:: DATA EXTRACT ::
-- begin --
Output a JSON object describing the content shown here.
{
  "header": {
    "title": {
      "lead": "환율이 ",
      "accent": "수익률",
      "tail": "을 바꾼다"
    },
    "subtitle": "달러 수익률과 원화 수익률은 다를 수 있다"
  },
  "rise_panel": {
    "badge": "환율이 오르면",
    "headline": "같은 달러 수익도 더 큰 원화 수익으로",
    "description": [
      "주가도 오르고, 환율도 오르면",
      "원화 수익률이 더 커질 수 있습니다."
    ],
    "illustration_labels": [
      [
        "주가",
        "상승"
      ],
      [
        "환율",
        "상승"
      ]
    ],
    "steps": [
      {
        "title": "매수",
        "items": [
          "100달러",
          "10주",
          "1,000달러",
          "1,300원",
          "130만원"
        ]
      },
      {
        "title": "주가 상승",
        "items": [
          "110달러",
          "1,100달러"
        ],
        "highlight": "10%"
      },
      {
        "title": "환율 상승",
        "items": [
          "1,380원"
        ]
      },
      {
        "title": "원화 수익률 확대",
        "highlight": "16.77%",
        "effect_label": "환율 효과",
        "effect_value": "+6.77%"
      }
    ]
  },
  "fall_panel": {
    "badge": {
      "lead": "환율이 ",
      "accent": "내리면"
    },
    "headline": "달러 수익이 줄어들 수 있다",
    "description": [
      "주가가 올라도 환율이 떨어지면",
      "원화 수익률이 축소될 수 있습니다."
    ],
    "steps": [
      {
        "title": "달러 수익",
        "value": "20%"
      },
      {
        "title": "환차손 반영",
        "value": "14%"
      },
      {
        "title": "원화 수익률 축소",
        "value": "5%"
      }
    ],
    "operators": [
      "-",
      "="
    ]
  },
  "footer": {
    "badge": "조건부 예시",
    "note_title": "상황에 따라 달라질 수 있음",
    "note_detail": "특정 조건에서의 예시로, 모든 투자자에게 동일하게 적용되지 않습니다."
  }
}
-- end --
:: AIM OF THE EXERCISE ::
Copy the material above verbatim.

:: WORKED SOLUTION ::
Output a JSON object describing the content shown here.
{
  "header": {
    "title": {
      "lead": "환율이 ",
      "accent": "수익률",
      "tail": "을 바꾼다"
    },
    "subtitle": "달러 수익률과 원화 수익률은 다를 수 있다"
  },
  "rise_panel": {
    "badge": "환율이 오르면",
    "headline": "같은 달러 수익도 더 큰 원화 수익으로",
    "description": [
      "주가도 오르고, 환율도 오르면",
      "원화 수익률이 더 커질 수 있습니다."
    ],
    "illustration_labels": [
      [
        "주가",
        "상승"
      ],
      [
        "환율",
        "상승"
      ]
    ],
    "steps": [
      {
        "title": "매수",
        "items": [
          "100달러",
          "10주",
          "1,000달러",
          "1,300원",
          "130만원"
        ]
      },
      {
        "title": "주가 상승",
        "items": [
          "110달러",
          "1,100달러"
        ],
        "highlight": "10%"
      },
      {
        "title": "환율 상승",
        "items": [
          "1,380원"
        ]
      },
      {
        "title": "원화 수익률 확대",
        "highlight": "16.77%",
        "effect_label": "환율 효과",
        "effect_value": "+6.77%"
      }
    ]
  },
  "fall_panel": {
    "badge": {
      "lead": "환율이 ",
      "accent": "내리면"
    },
    "headline": "달러 수익이 줄어들 수 있다",
    "description": [
      "주가가 올라도 환율이 떨어지면",
      "원화 수익률이 축소될 수 있습니다."
    ],
    "steps": [
      {
        "title": "달러 수익",
        "value": "20%"
      },
      {
        "title": "환차손 반영",
        "value": "14%"
      },
      {
        "title": "원화 수익률 축소",
        "value": "5%"
      }
    ],
    "operators": [
      "-",
      "="
    ]
  },
  "footer": {
    "badge": "조건부 예시",
    "note_title": "상황에 따라 달라질 수 있음",
    "note_detail": "특정 조건에서의 예시로, 모든 투자자에게 동일하게 적용되지 않습니다."
  }
}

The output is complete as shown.